TASK GOAL
Would you return the complete listing below word for word?

RECORDS SUPPLIED
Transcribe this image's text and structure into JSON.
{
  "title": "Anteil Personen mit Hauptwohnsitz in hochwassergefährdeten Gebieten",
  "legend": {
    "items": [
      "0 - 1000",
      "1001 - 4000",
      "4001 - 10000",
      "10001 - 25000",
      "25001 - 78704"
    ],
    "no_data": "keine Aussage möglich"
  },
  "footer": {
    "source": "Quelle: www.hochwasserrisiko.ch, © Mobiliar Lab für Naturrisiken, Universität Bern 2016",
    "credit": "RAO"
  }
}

EXERCISE RESPONSE
Transcribe this image's text and structure into JSON.
{
  "title": "Anteil Personen mit Hauptwohnsitz in hochwassergefährdeten Gebieten",
  "legend": {
    "items": [
      "0 - 1000",
      "1001 - 4000",
      "4001 - 10000",
      "10001 - 25000",
      "25001 - 78704"
    ],
    "no_data": "keine Aussage möglich"
  },
  "footer": {
    "source": "Quelle: www.hochwasserrisiko.ch, © Mobiliar Lab für Naturrisiken, Universität Bern 2016",
    "credit": "RAO"
  }
}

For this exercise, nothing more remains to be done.